▶ **À faire**
Actualise le matériel en remplaçant « Total Sales » par « Total Revenue », sans rien modifier d'autre.

▶ **Matériel fourni**
—————
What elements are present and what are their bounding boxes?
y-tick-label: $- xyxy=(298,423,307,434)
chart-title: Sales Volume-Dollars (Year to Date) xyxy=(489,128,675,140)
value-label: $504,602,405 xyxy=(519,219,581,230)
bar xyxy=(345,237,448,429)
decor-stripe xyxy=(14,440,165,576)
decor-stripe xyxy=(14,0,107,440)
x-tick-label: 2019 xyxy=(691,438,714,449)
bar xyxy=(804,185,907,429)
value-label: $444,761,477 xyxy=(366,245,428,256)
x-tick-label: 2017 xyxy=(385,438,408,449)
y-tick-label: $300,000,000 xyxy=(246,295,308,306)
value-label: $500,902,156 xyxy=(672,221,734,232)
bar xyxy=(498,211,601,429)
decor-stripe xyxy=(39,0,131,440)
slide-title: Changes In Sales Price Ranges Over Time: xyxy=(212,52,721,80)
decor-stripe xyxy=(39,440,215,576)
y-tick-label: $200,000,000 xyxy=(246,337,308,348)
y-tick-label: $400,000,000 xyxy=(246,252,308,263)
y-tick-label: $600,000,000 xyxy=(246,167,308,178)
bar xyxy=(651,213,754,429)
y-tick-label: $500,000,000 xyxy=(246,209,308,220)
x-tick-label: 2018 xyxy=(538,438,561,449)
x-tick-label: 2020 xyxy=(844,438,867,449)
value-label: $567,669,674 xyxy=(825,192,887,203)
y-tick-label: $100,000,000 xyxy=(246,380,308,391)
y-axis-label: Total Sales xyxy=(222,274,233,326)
—————
▶ **Réponse**
What elements are present and what are their bounding boxes?
y-tick-label: $- xyxy=(298,423,307,434)
chart-title: Sales Volume-Dollars (Year to Date) xyxy=(489,128,675,140)
value-label: $504,602,405 xyxy=(519,219,581,230)
bar xyxy=(345,237,448,429)
decor-stripe xyxy=(14,440,165,576)
decor-stripe xyxy=(14,0,107,440)
x-tick-label: 2019 xyxy=(691,438,714,449)
bar xyxy=(804,185,907,429)
value-label: $444,761,477 xyxy=(366,245,428,256)
x-tick-label: 2017 xyxy=(385,438,408,449)
y-tick-label: $300,000,000 xyxy=(246,295,308,306)
value-label: $500,902,156 xyxy=(672,221,734,232)
bar xyxy=(498,211,601,429)
decor-stripe xyxy=(39,0,131,440)
slide-title: Changes In Sales Price Ranges Over Time: xyxy=(212,52,721,80)
decor-stripe xyxy=(39,440,215,576)
y-tick-label: $200,000,000 xyxy=(246,337,308,348)
y-tick-label: $400,000,000 xyxy=(246,252,308,263)
y-tick-label: $600,000,000 xyxy=(246,167,308,178)
bar xyxy=(651,213,754,429)
y-tick-label: $500,000,000 xyxy=(246,209,308,220)
x-tick-label: 2018 xyxy=(538,438,561,449)
x-tick-label: 2020 xyxy=(844,438,867,449)
value-label: $567,669,674 xyxy=(825,192,887,203)
y-tick-label: $100,000,000 xyxy=(246,380,308,391)
y-axis-label: Total Revenue xyxy=(222,274,233,326)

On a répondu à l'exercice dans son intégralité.